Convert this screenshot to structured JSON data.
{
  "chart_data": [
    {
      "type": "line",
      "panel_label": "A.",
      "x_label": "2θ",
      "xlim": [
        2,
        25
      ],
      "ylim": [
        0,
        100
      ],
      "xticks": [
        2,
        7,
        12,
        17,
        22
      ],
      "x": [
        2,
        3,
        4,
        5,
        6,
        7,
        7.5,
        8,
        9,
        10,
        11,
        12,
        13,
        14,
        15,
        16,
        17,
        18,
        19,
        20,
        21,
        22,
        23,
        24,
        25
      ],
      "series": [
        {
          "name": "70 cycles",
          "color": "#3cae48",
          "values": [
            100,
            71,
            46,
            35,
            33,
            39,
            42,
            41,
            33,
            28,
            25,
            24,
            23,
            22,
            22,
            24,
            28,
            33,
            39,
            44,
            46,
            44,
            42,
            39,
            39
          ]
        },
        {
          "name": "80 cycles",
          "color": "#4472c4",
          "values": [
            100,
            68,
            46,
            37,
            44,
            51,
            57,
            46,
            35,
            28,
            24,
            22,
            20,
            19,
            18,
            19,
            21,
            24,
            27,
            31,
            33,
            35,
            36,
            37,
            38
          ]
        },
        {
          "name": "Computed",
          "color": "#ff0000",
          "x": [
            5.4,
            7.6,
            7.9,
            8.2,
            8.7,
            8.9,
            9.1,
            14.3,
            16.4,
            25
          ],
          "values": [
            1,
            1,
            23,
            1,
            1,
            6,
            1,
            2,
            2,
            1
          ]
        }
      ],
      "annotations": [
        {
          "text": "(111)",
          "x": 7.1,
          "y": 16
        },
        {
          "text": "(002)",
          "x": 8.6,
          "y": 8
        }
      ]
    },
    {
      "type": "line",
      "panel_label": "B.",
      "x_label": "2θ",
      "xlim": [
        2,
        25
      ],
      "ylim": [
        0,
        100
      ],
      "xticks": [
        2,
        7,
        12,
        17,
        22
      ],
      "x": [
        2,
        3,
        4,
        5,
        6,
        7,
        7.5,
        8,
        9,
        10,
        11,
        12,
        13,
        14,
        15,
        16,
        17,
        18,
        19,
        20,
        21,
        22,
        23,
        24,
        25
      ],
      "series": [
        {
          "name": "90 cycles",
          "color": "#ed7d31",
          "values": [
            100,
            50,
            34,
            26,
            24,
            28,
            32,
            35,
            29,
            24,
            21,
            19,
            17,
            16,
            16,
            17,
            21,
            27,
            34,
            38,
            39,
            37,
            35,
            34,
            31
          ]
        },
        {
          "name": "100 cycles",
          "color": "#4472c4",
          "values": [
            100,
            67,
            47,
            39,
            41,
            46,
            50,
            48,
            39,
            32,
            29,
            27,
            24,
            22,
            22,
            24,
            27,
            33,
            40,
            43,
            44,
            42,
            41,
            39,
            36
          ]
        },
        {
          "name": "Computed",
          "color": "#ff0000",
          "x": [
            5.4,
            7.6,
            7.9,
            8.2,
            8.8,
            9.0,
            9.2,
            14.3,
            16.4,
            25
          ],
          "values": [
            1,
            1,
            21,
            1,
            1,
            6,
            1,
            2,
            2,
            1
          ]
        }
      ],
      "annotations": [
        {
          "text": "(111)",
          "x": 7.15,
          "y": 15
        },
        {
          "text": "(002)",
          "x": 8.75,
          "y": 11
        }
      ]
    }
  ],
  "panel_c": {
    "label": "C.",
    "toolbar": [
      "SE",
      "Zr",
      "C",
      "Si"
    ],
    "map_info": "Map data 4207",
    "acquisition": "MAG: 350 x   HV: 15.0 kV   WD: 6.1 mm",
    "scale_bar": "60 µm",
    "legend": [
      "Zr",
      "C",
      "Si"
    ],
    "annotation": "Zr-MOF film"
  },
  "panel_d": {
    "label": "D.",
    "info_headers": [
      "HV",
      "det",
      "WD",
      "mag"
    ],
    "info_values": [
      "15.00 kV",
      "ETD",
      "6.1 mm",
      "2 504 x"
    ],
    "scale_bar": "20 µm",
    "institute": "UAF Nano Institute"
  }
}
● ● ● ● ● ● ●
** DESCRIPTION OF THE TASK **
Retype all of the material, keeping each line exact.

** ANSWER TO THE EXERCISE **
Convert this screenshot to structured JSON data.
{
  "chart_data": [
    {
      "type": "line",
      "panel_label": "A.",
      "x_label": "2θ",
      "xlim": [
        2,
        25
      ],
      "ylim": [
        0,
        100
      ],
      "xticks": [
        2,
        7,
        12,
        17,
        22
      ],
      "x": [
        2,
        3,
        4,
        5,
        6,
        7,
        7.5,
        8,
        9,
        10,
        11,
        12,
        13,
        14,
        15,
        16,
        17,
        18,
        19,
        20,
        21,
        22,
        23,
        24,
        25
      ],
      "series": [
        {
          "name": "70 cycles",
          "color": "#3cae48",
          "values": [
            100,
            71,
            46,
            35,
            33,
            39,
            42,
            41,
            33,
            28,
            25,
            24,
            23,
            22,
            22,
            24,
            28,
            33,
            39,
            44,
            46,
            44,
            42,
            39,
            39
          ]
        },
        {
          "name": "80 cycles",
          "color": "#4472c4",
          "values": [
            100,
            68,
            46,
            37,
            44,
            51,
            57,
            46,
            35,
            28,
            24,
            22,
            20,
            19,
            18,
            19,
            21,
            24,
            27,
            31,
            33,
            35,
            36,
            37,
            38
          ]
        },
        {
          "name": "Computed",
          "color": "#ff0000",
          "x": [
            5.4,
            7.6,
            7.9,
            8.2,
            8.7,
            8.9,
            9.1,
            14.3,
            16.4,
            25
          ],
          "values": [
            1,
            1,
            23,
            1,
            1,
            6,
            1,
            2,
            2,
            1
          ]
        }
      ],
      "annotations": [
        {
          "text": "(111)",
          "x": 7.1,
          "y": 16
        },
        {
          "text": "(002)",
          "x": 8.6,
          "y": 8
        }
      ]
    },
    {
      "type": "line",
      "panel_label": "B.",
      "x_label": "2θ",
      "xlim": [
        2,
        25
      ],
      "ylim": [
        0,
        100
      ],
      "xticks": [
        2,
        7,
        12,
        17,
        22
      ],
      "x": [
        2,
        3,
        4,
        5,
        6,
        7,
        7.5,
        8,
        9,
        10,
        11,
        12,
        13,
        14,
        15,
        16,
        17,
        18,
        19,
        20,
        21,
        22,
        23,
        24,
        25
      ],
      "series": [
        {
          "name": "90 cycles",
          "color": "#ed7d31",
          "values": [
            100,
            50,
            34,
            26,
            24,
            28,
            32,
            35,
            29,
            24,
            21,
            19,
            17,
            16,
            16,
            17,
            21,
            27,
            34,
            38,
            39,
            37,
            35,
            34,
            31
          ]
        },
        {
          "name": "100 cycles",
          "color": "#4472c4",
          "values": [
            100,
            67,
            47,
            39,
            41,
            46,
            50,
            48,
            39,
            32,
            29,
            27,
            24,
            22,
            22,
            24,
            27,
            33,
            40,
            43,
            44,
            42,
            41,
            39,
            36
          ]
        },
        {
          "name": "Computed",
          "color": "#ff0000",
          "x": [
            5.4,
            7.6,
            7.9,
            8.2,
            8.8,
            9.0,
            9.2,
            14.3,
            16.4,
            25
          ],
          "values": [
            1,
            1,
            21,
            1,
            1,
            6,
            1,
            2,
            2,
            1
          ]
        }
      ],
      "annotations": [
        {
          "text": "(111)",
          "x": 7.15,
          "y": 15
        },
        {
          "text": "(002)",
          "x": 8.75,
          "y": 11
        }
      ]
    }
  ],
  "panel_c": {
    "label": "C.",
    "toolbar": [
      "SE",
      "Zr",
      "C",
      "Si"
    ],
    "map_info": "Map data 4207",
    "acquisition": "MAG: 350 x   HV: 15.0 kV   WD: 6.1 mm",
    "scale_bar": "60 µm",
    "legend": [
      "Zr",
      "C",
      "Si"
    ],
    "annotation": "Zr-MOF film"
  },
  "panel_d": {
    "label": "D.",
    "info_headers": [
      "HV",
      "det",
      "WD",
      "mag"
    ],
    "info_values": [
      "15.00 kV",
      "ETD",
      "6.1 mm",
      "2 504 x"
    ],
    "scale_bar": "20 µm",
    "institute": "UAF Nano Institute"
  }
}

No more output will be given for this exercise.